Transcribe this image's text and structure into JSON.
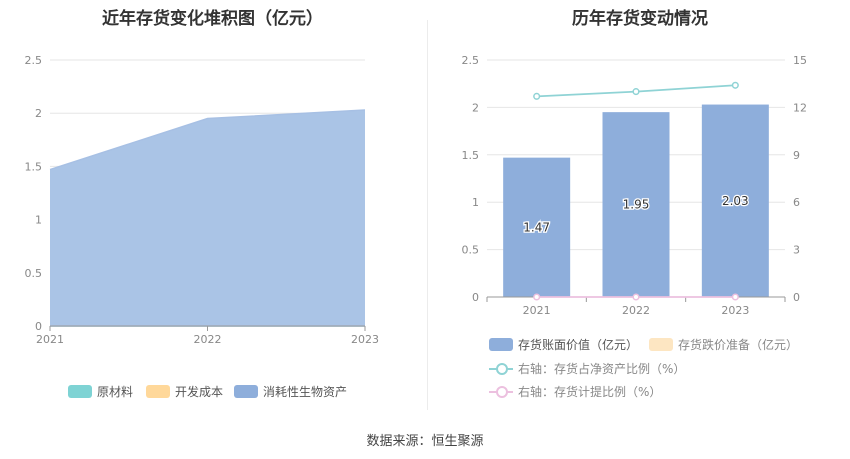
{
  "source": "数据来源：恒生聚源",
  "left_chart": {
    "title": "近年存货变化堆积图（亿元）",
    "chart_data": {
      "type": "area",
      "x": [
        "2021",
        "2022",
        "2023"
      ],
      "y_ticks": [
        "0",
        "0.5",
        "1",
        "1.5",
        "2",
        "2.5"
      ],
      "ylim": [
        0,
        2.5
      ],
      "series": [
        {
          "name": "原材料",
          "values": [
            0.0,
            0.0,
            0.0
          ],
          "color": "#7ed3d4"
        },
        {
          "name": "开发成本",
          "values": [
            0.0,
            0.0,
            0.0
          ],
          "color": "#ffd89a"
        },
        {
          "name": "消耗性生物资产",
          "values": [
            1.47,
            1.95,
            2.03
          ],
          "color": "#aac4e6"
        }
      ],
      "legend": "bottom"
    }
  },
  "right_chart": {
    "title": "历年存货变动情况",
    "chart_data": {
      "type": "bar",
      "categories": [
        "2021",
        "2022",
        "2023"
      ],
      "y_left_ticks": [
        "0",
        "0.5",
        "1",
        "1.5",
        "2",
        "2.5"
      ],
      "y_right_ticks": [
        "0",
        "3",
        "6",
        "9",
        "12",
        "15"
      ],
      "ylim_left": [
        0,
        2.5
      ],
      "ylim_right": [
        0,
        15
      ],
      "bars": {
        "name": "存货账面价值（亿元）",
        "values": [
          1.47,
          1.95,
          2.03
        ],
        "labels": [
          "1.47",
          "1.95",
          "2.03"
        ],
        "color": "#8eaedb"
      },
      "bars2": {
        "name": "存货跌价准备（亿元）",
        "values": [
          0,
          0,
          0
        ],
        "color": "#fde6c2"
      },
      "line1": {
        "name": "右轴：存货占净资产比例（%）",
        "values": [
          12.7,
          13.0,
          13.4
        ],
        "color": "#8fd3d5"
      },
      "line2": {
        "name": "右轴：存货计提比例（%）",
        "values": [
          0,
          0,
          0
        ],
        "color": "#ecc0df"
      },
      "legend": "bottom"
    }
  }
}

---

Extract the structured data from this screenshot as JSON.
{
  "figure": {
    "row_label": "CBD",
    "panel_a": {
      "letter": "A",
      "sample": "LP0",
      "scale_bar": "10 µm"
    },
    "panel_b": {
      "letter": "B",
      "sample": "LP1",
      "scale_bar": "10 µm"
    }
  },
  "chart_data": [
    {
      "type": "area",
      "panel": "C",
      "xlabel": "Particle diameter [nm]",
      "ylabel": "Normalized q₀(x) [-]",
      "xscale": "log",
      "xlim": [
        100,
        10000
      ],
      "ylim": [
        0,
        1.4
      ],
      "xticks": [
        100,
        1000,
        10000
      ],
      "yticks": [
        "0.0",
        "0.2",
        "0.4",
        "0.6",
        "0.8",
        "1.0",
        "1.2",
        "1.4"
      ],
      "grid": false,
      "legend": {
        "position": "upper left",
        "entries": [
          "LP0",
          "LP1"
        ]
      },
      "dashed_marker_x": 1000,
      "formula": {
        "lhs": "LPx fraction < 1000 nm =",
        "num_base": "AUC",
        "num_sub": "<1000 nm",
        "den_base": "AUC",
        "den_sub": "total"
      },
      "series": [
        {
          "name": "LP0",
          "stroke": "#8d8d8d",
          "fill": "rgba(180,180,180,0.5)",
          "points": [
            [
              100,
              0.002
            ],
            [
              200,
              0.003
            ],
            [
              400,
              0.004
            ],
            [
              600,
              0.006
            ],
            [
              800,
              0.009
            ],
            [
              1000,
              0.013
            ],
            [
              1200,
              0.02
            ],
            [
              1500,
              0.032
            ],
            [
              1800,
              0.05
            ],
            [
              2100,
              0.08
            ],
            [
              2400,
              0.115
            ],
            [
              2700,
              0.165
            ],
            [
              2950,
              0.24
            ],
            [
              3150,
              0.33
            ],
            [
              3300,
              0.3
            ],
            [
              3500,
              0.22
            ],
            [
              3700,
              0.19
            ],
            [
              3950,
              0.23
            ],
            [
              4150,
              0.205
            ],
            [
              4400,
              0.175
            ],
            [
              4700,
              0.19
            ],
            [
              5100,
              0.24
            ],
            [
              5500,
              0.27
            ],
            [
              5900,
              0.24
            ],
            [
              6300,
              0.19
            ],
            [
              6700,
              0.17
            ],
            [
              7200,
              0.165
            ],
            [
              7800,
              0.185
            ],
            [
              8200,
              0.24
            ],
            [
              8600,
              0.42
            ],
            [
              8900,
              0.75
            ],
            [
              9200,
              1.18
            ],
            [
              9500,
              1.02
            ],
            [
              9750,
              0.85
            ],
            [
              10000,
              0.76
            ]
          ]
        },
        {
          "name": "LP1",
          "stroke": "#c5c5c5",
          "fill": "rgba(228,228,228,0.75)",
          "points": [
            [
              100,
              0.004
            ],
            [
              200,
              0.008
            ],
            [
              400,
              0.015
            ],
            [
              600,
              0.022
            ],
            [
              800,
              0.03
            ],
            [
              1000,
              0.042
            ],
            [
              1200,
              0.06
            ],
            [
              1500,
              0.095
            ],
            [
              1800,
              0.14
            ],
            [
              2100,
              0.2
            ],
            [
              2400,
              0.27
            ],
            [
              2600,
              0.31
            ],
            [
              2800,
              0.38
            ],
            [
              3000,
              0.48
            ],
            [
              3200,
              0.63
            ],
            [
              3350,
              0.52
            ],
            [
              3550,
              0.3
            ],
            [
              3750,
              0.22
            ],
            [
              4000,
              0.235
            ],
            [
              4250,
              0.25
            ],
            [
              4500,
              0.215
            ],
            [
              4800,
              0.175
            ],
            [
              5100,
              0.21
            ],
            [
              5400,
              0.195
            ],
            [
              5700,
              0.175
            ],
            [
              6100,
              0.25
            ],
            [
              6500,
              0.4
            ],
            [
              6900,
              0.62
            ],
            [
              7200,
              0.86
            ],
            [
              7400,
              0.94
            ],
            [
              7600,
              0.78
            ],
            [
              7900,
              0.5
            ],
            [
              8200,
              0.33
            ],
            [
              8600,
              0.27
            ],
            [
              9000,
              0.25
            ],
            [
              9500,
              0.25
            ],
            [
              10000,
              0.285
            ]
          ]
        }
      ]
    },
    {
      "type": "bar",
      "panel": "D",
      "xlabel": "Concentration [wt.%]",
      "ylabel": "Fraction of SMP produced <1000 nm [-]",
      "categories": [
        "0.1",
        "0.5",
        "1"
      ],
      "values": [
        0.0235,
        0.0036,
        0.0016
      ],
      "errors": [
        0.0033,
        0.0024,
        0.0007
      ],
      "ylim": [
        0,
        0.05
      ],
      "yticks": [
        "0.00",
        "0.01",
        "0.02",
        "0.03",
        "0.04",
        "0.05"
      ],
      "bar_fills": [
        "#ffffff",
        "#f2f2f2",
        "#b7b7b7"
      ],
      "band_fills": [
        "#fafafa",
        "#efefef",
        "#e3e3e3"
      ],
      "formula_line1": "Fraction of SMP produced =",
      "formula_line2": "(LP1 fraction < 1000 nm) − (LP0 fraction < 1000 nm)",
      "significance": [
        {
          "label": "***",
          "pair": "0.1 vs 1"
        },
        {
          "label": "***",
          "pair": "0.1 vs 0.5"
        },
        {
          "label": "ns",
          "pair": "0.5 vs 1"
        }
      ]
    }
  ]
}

== Instruction ==
Identify every line holding the word "name" and copy it out.

== Output for this task ==
          "name": "原材料",
          "name": "开发成本",
          "name": "消耗性生物资产",
        "name": "存货账面价值（亿元）",
        "name": "存货跌价准备（亿元）",
        "name": "右轴：存货占净资产比例（%）",
        "name": "右轴：存货计提比例（%）",
          "name": "LP0",
          "name": "LP1",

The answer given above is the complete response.